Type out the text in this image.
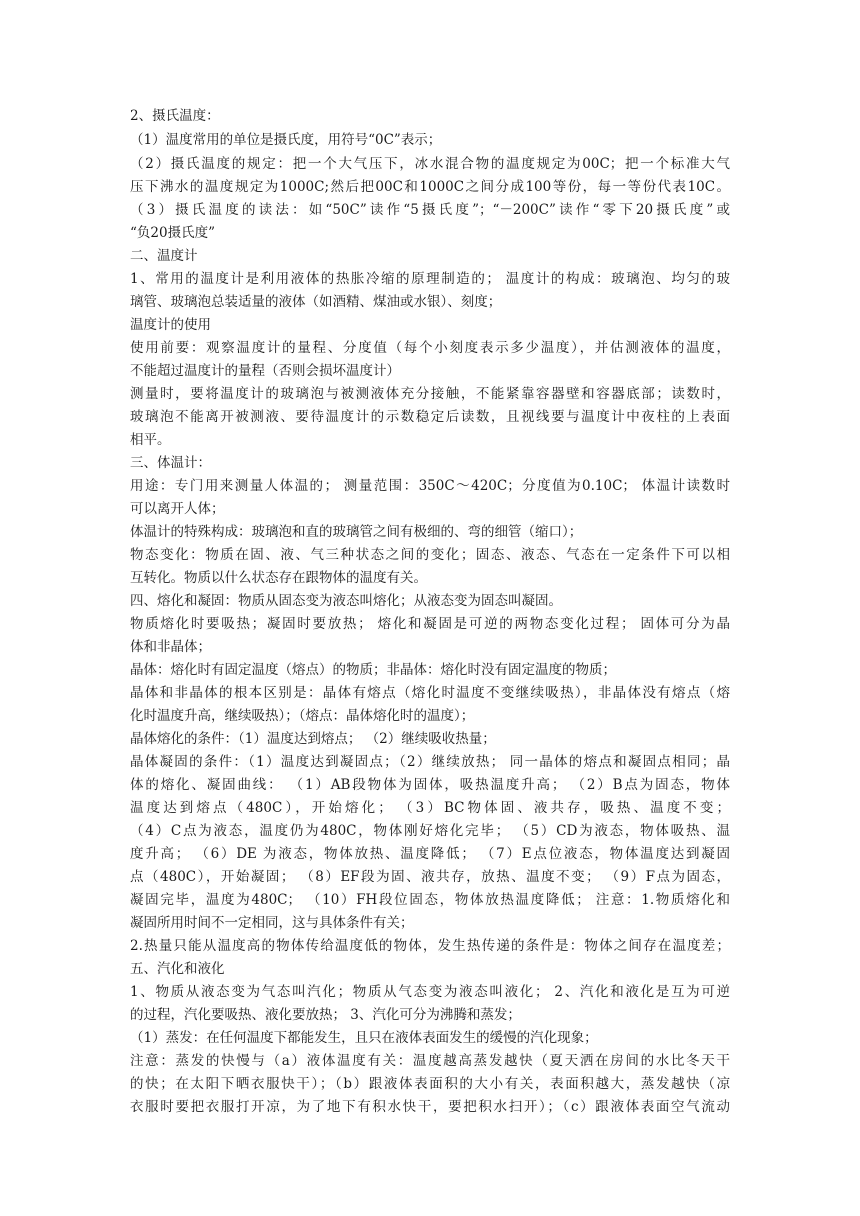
2、摄氏温度：
（1）温度常用的单位是摄氏度，用符号“0C”表示；
（2）摄氏温度的规定：把一个大气压下，冰水混合物的温度规定为00C；把一个标准大气
压下沸水的温度规定为1000C;然后把00C和1000C之间分成100等份，每一等份代表10C。
（3）摄氏温度的读法：如“50C”读作“5摄氏度”；“－200C”读作“零下20摄氏度”或
“负20摄氏度”
二、温度计
1、常用的温度计是利用液体的热胀冷缩的原理制造的； 温度计的构成：玻璃泡、均匀的玻
璃管、玻璃泡总装适量的液体（如酒精、煤油或水银）、刻度；
温度计的使用
使用前要：观察温度计的量程、分度值（每个小刻度表示多少温度），并估测液体的温度，
不能超过温度计的量程（否则会损坏温度计）
测量时，要将温度计的玻璃泡与被测液体充分接触，不能紧靠容器壁和容器底部；读数时，
玻璃泡不能离开被测液、要待温度计的示数稳定后读数，且视线要与温度计中夜柱的上表面
相平。
三、体温计：
用途：专门用来测量人体温的； 测量范围：350C～420C；分度值为0.10C； 体温计读数时
可以离开人体；
体温计的特殊构成：玻璃泡和直的玻璃管之间有极细的、弯的细管（缩口）；
物态变化：物质在固、液、气三种状态之间的变化；固态、液态、气态在一定条件下可以相
互转化。物质以什么状态存在跟物体的温度有关。
四、熔化和凝固：物质从固态变为液态叫熔化；从液态变为固态叫凝固。
物质熔化时要吸热；凝固时要放热； 熔化和凝固是可逆的两物态变化过程； 固体可分为晶
体和非晶体；
晶体：熔化时有固定温度（熔点）的物质；非晶体：熔化时没有固定温度的物质；
晶体和非晶体的根本区别是：晶体有熔点（熔化时温度不变继续吸热），非晶体没有熔点（熔
化时温度升高，继续吸热）；（熔点：晶体熔化时的温度）；
晶体熔化的条件：（1）温度达到熔点； （2）继续吸收热量；
晶体凝固的条件：（1）温度达到凝固点；（2）继续放热； 同一晶体的熔点和凝固点相同；晶
体的熔化、凝固曲线： （1）AB段物体为固体，吸热温度升高； （2）B点为固态，物体
温度达到熔点（480C），开始熔化； （3）BC物体固、液共存，吸热、温度不变；
（4）C点为液态，温度仍为480C，物体刚好熔化完毕； （5）CD为液态，物体吸热、温
度升高； （6）DE 为液态，物体放热、温度降低； （7）E点位液态，物体温度达到凝固
点（480C），开始凝固； （8）EF段为固、液共存，放热、温度不变； （9）F点为固态，
凝固完毕，温度为480C； （10）FH段位固态，物体放热温度降低； 注意：1.物质熔化和
凝固所用时间不一定相同，这与具体条件有关；
2.热量只能从温度高的物体传给温度低的物体，发生热传递的条件是：物体之间存在温度差；
五、汽化和液化
1、物质从液态变为气态叫汽化；物质从气态变为液态叫液化； 2、汽化和液化是互为可逆
的过程，汽化要吸热、液化要放热； 3、汽化可分为沸腾和蒸发；
（1）蒸发：在任何温度下都能发生，且只在液体表面发生的缓慢的汽化现象；
注意：蒸发的快慢与（a）液体温度有关：温度越高蒸发越快（夏天洒在房间的水比冬天干
的快；在太阳下晒衣服快干）；（b）跟液体表面积的大小有关，表面积越大，蒸发越快（凉
衣服时要把衣服打开凉，为了地下有积水快干，要把积水扫开）；（c）跟液体表面空气流动
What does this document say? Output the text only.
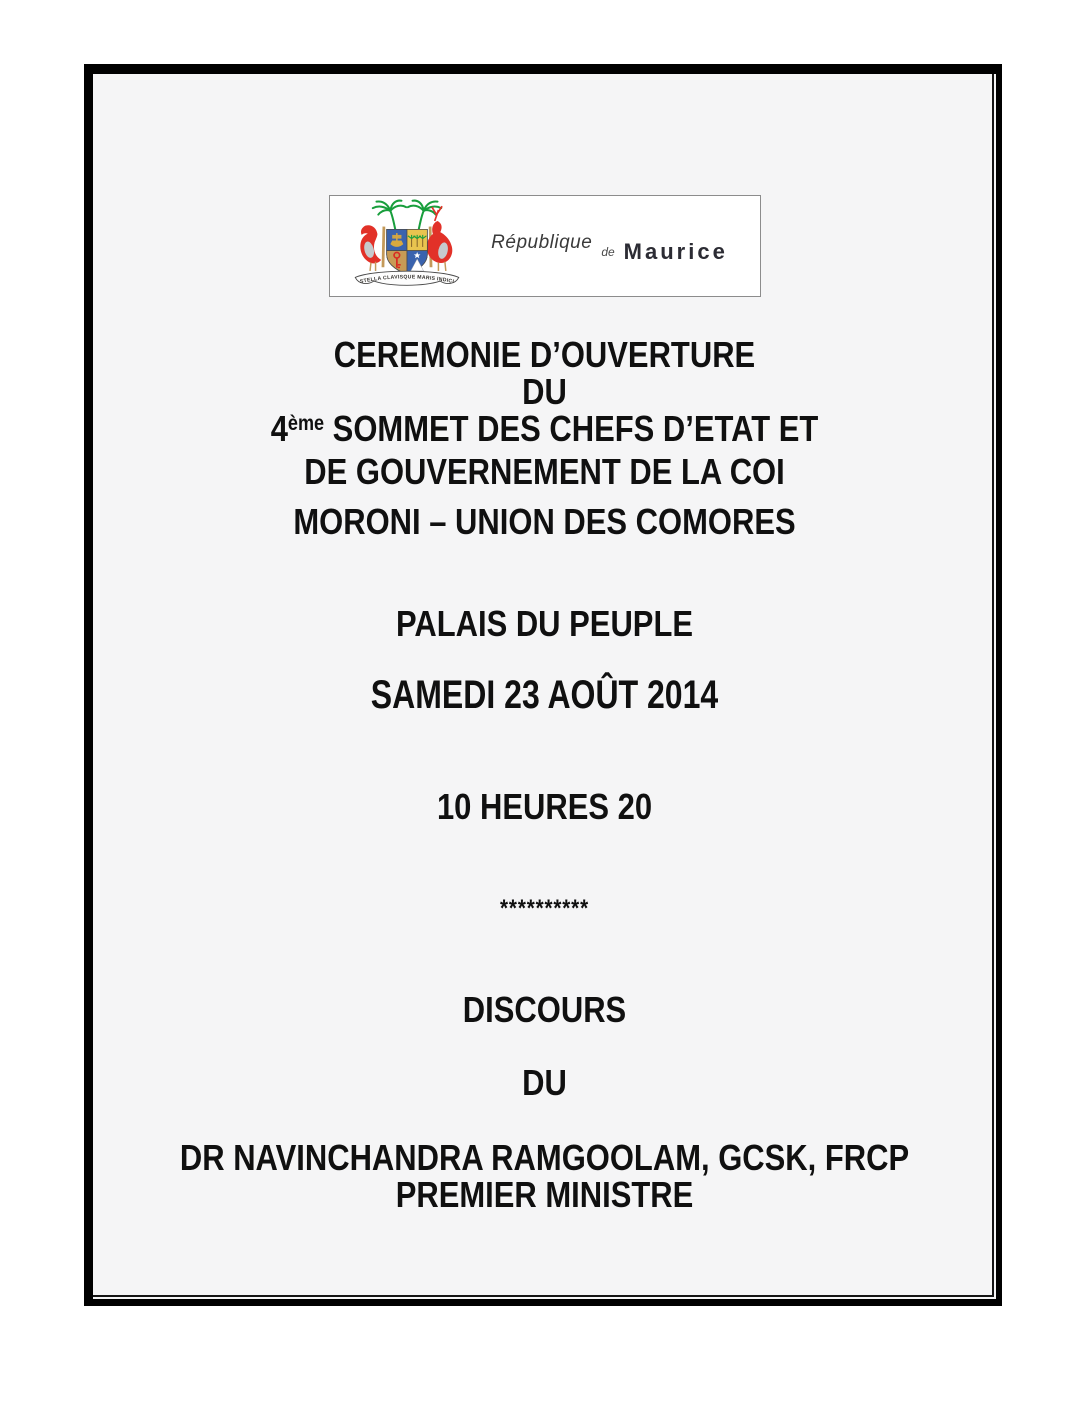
STELLA CLAVISQUE MARIS INDICI
République $_{de}$ Maurice
CEREMONIE D’OUVERTURE
DU
4ème SOMMET DES CHEFS D’ETAT ET
DE GOUVERNEMENT DE LA COI
MORONI – UNION DES COMORES
PALAIS DU PEUPLE
SAMEDI 23 AOÛT 2014
10 HEURES 20
**********
DISCOURS
DU
DR NAVINCHANDRA RAMGOOLAM, GCSK, FRCP
PREMIER MINISTRE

● ● ●

Return the material word for word. Pictures are not part of the copy.

Type out the text in this image.
2、摄氏温度：
（1）温度常用的单位是摄氏度，用符号“0C”表示；
（2）摄氏温度的规定：把一个大气压下，冰水混合物的温度规定为00C；把一个标准大气
压下沸水的温度规定为1000C;然后把00C和1000C之间分成100等份，每一等份代表10C。
（3）摄氏温度的读法：如“50C”读作“5摄氏度”；“－200C”读作“零下20摄氏度”或
“负20摄氏度”
二、温度计
1、常用的温度计是利用液体的热胀冷缩的原理制造的； 温度计的构成：玻璃泡、均匀的玻
璃管、玻璃泡总装适量的液体（如酒精、煤油或水银）、刻度；
温度计的使用
使用前要：观察温度计的量程、分度值（每个小刻度表示多少温度），并估测液体的温度，
不能超过温度计的量程（否则会损坏温度计）
测量时，要将温度计的玻璃泡与被测液体充分接触，不能紧靠容器壁和容器底部；读数时，
玻璃泡不能离开被测液、要待温度计的示数稳定后读数，且视线要与温度计中夜柱的上表面
相平。
三、体温计：
用途：专门用来测量人体温的； 测量范围：350C～420C；分度值为0.10C； 体温计读数时
可以离开人体；
体温计的特殊构成：玻璃泡和直的玻璃管之间有极细的、弯的细管（缩口）；
物态变化：物质在固、液、气三种状态之间的变化；固态、液态、气态在一定条件下可以相
互转化。物质以什么状态存在跟物体的温度有关。
四、熔化和凝固：物质从固态变为液态叫熔化；从液态变为固态叫凝固。
物质熔化时要吸热；凝固时要放热； 熔化和凝固是可逆的两物态变化过程； 固体可分为晶
体和非晶体；
晶体：熔化时有固定温度（熔点）的物质；非晶体：熔化时没有固定温度的物质；
晶体和非晶体的根本区别是：晶体有熔点（熔化时温度不变继续吸热），非晶体没有熔点（熔
化时温度升高，继续吸热）；（熔点：晶体熔化时的温度）；
晶体熔化的条件：（1）温度达到熔点； （2）继续吸收热量；
晶体凝固的条件：（1）温度达到凝固点；（2）继续放热； 同一晶体的熔点和凝固点相同；晶
体的熔化、凝固曲线： （1）AB段物体为固体，吸热温度升高； （2）B点为固态，物体
温度达到熔点（480C），开始熔化； （3）BC物体固、液共存，吸热、温度不变；
（4）C点为液态，温度仍为480C，物体刚好熔化完毕； （5）CD为液态，物体吸热、温
度升高； （6）DE 为液态，物体放热、温度降低； （7）E点位液态，物体温度达到凝固
点（480C），开始凝固； （8）EF段为固、液共存，放热、温度不变； （9）F点为固态，
凝固完毕，温度为480C； （10）FH段位固态，物体放热温度降低； 注意：1.物质熔化和
凝固所用时间不一定相同，这与具体条件有关；
2.热量只能从温度高的物体传给温度低的物体，发生热传递的条件是：物体之间存在温度差；
五、汽化和液化
1、物质从液态变为气态叫汽化；物质从气态变为液态叫液化； 2、汽化和液化是互为可逆
的过程，汽化要吸热、液化要放热； 3、汽化可分为沸腾和蒸发；
（1）蒸发：在任何温度下都能发生，且只在液体表面发生的缓慢的汽化现象；
注意：蒸发的快慢与（a）液体温度有关：温度越高蒸发越快（夏天洒在房间的水比冬天干
的快；在太阳下晒衣服快干）；（b）跟液体表面积的大小有关，表面积越大，蒸发越快（凉
衣服时要把衣服打开凉，为了地下有积水快干，要把积水扫开）；（c）跟液体表面空气流动
What does this document say? Output the text only.
STELLA CLAVISQUE MARIS INDICI
République $_{de}$ Maurice
CEREMONIE D’OUVERTURE
DU
4ème SOMMET DES CHEFS D’ETAT ET
DE GOUVERNEMENT DE LA COI
MORONI – UNION DES COMORES
PALAIS DU PEUPLE
SAMEDI 23 AOÛT 2014
10 HEURES 20
**********
DISCOURS
DU
DR NAVINCHANDRA RAMGOOLAM, GCSK, FRCP
PREMIER MINISTRE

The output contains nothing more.